■ What this task involves ■
Print every entry, word for word, and skip the images.

■ Data entries ■
>> Begin
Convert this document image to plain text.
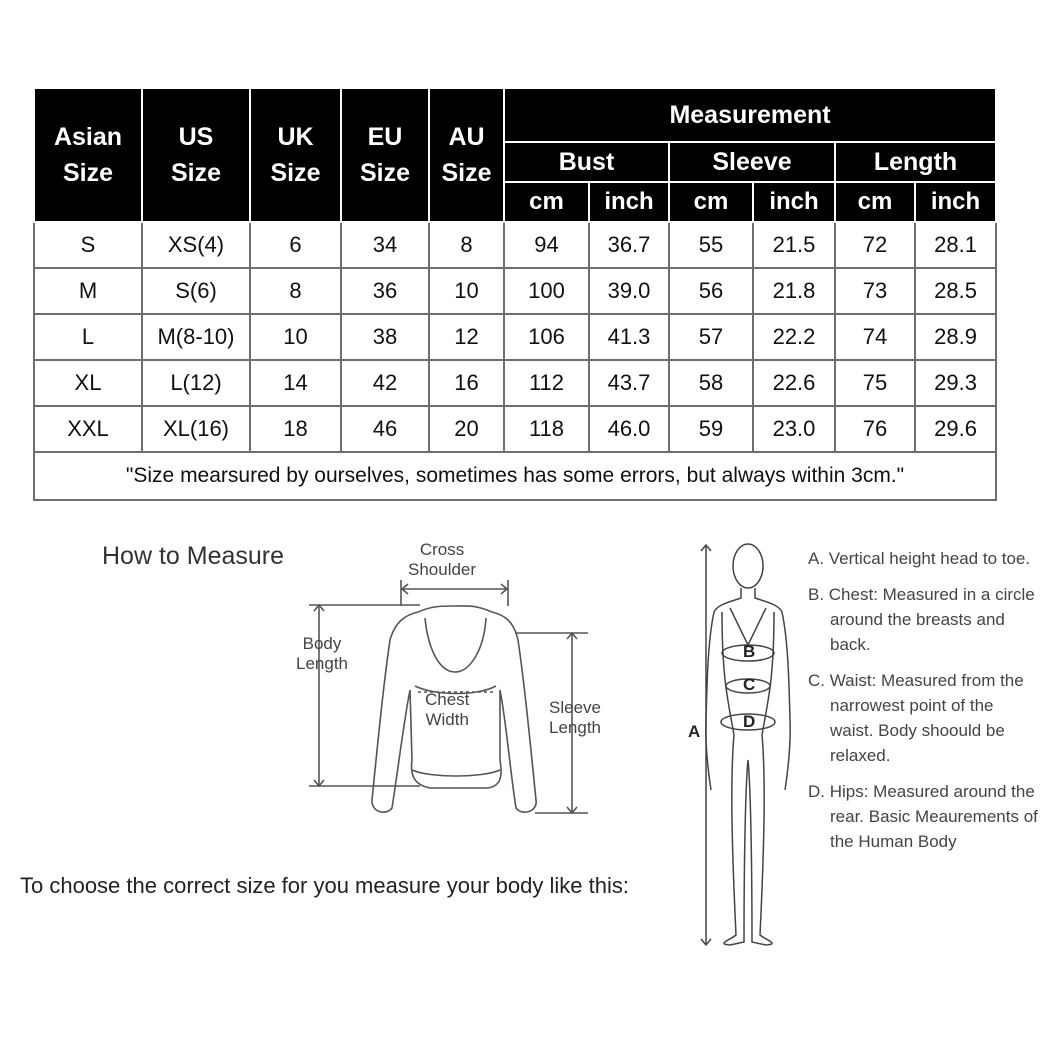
Asian Size	US Size	UK Size	EU Size	AU Size	Measurement					
					Bust		Sleeve		Length	
					cm	inch	cm	inch	cm	inch
S	XS(4)	6	34	8	94	36.7	55	21.5	72	28.1
M	S(6)	8	36	10	100	39.0	56	21.8	73	28.5
L	M(8-10)	10	38	12	106	41.3	57	22.2	74	28.9
XL	L(12)	14	42	16	112	43.7	58	22.6	75	29.3
XXL	XL(16)	18	46	20	118	46.0	59	23.0	76	29.6
"Size mearsured by ourselves, sometimes has some errors, but always within 3cm."										
How to Measure
To choose the correct size for you measure your body like this:
Cross
Shoulder
Body
Length
Chest
Width
Sleeve
Length	A
B
C
D

A. Vertical height head to toe.

B. Chest: Measured in a circle around the breasts and back.

C. Waist: Measured from the narrowest point of the waist. Body shoould be relaxed.

D. Hips: Measured around the rear. Basic Meaurements of the Human Body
>> End
■ Exercise answer ■
Convert this document image to plain text.
Asian Size	US Size	UK Size	EU Size	AU Size	Measurement					
					Bust		Sleeve		Length	
					cm	inch	cm	inch	cm	inch
S	XS(4)	6	34	8	94	36.7	55	21.5	72	28.1
M	S(6)	8	36	10	100	39.0	56	21.8	73	28.5
L	M(8-10)	10	38	12	106	41.3	57	22.2	74	28.9
XL	L(12)	14	42	16	112	43.7	58	22.6	75	29.3
XXL	XL(16)	18	46	20	118	46.0	59	23.0	76	29.6
"Size mearsured by ourselves, sometimes has some errors, but always within 3cm."										
How to Measure
To choose the correct size for you measure your body like this:
Cross
Shoulder
Body
Length
Chest
Width
Sleeve
Length	A
B
C
D

A. Vertical height head to toe.

B. Chest: Measured in a circle around the breasts and back.

C. Waist: Measured from the narrowest point of the waist. Body shoould be relaxed.

D. Hips: Measured around the rear. Basic Meaurements of the Human Body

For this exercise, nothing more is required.